DESCRIPTION OF THE TASK – The records below should be written out again, exactly.

Figure dataset records:
################
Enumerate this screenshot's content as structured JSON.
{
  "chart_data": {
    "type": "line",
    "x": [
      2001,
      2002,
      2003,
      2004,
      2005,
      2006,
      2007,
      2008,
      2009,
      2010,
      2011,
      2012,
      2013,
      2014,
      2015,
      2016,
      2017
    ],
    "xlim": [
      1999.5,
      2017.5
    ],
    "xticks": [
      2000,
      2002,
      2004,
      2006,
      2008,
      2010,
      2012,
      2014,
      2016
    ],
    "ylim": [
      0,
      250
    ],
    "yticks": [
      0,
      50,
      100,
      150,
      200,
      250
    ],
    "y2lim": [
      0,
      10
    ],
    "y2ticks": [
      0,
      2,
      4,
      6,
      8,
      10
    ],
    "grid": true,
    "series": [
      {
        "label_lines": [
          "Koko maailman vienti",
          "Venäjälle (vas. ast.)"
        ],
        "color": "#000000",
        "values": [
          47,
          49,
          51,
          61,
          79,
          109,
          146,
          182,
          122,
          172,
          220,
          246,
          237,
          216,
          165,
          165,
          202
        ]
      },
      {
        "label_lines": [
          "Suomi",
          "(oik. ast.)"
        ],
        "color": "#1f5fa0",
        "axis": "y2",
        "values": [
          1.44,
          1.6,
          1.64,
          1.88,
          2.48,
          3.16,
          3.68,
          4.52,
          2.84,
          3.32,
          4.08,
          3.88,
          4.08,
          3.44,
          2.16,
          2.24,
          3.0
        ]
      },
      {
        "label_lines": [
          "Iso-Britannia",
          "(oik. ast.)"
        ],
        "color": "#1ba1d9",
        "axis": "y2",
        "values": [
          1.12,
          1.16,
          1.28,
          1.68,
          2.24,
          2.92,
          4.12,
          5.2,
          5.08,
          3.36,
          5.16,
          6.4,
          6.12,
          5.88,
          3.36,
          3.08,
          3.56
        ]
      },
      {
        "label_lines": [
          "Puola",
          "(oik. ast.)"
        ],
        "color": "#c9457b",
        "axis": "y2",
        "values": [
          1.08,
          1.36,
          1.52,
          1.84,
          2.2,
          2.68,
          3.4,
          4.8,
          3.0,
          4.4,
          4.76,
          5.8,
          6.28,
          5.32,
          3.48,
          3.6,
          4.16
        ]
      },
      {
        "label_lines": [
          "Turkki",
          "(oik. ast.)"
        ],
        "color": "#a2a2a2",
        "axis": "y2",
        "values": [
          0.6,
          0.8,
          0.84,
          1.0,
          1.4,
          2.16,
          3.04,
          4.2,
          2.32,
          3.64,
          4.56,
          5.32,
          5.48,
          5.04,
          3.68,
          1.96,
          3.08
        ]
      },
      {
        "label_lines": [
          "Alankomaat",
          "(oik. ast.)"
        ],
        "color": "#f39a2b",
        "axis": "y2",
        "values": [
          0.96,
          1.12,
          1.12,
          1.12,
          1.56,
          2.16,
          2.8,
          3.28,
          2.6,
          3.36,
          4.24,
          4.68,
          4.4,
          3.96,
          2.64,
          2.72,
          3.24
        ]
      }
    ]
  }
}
################
WORKED SOLUTION –
Enumerate this screenshot's content as structured JSON.
{
  "chart_data": {
    "type": "line",
    "x": [
      2001,
      2002,
      2003,
      2004,
      2005,
      2006,
      2007,
      2008,
      2009,
      2010,
      2011,
      2012,
      2013,
      2014,
      2015,
      2016,
      2017
    ],
    "xlim": [
      1999.5,
      2017.5
    ],
    "xticks": [
      2000,
      2002,
      2004,
      2006,
      2008,
      2010,
      2012,
      2014,
      2016
    ],
    "ylim": [
      0,
      250
    ],
    "yticks": [
      0,
      50,
      100,
      150,
      200,
      250
    ],
    "y2lim": [
      0,
      10
    ],
    "y2ticks": [
      0,
      2,
      4,
      6,
      8,
      10
    ],
    "grid": true,
    "series": [
      {
        "label_lines": [
          "Koko maailman vienti",
          "Venäjälle (vas. ast.)"
        ],
        "color": "#000000",
        "values": [
          47,
          49,
          51,
          61,
          79,
          109,
          146,
          182,
          122,
          172,
          220,
          246,
          237,
          216,
          165,
          165,
          202
        ]
      },
      {
        "label_lines": [
          "Suomi",
          "(oik. ast.)"
        ],
        "color": "#1f5fa0",
        "axis": "y2",
        "values": [
          1.44,
          1.6,
          1.64,
          1.88,
          2.48,
          3.16,
          3.68,
          4.52,
          2.84,
          3.32,
          4.08,
          3.88,
          4.08,
          3.44,
          2.16,
          2.24,
          3.0
        ]
      },
      {
        "label_lines": [
          "Iso-Britannia",
          "(oik. ast.)"
        ],
        "color": "#1ba1d9",
        "axis": "y2",
        "values": [
          1.12,
          1.16,
          1.28,
          1.68,
          2.24,
          2.92,
          4.12,
          5.2,
          5.08,
          3.36,
          5.16,
          6.4,
          6.12,
          5.88,
          3.36,
          3.08,
          3.56
        ]
      },
      {
        "label_lines": [
          "Puola",
          "(oik. ast.)"
        ],
        "color": "#c9457b",
        "axis": "y2",
        "values": [
          1.08,
          1.36,
          1.52,
          1.84,
          2.2,
          2.68,
          3.4,
          4.8,
          3.0,
          4.4,
          4.76,
          5.8,
          6.28,
          5.32,
          3.48,
          3.6,
          4.16
        ]
      },
      {
        "label_lines": [
          "Turkki",
          "(oik. ast.)"
        ],
        "color": "#a2a2a2",
        "axis": "y2",
        "values": [
          0.6,
          0.8,
          0.84,
          1.0,
          1.4,
          2.16,
          3.04,
          4.2,
          2.32,
          3.64,
          4.56,
          5.32,
          5.48,
          5.04,
          3.68,
          1.96,
          3.08
        ]
      },
      {
        "label_lines": [
          "Alankomaat",
          "(oik. ast.)"
        ],
        "color": "#f39a2b",
        "axis": "y2",
        "values": [
          0.96,
          1.12,
          1.12,
          1.12,
          1.56,
          2.16,
          2.8,
          3.28,
          2.6,
          3.36,
          4.24,
          4.68,
          4.4,
          3.96,
          2.64,
          2.72,
          3.24
        ]
      }
    ]
  }
}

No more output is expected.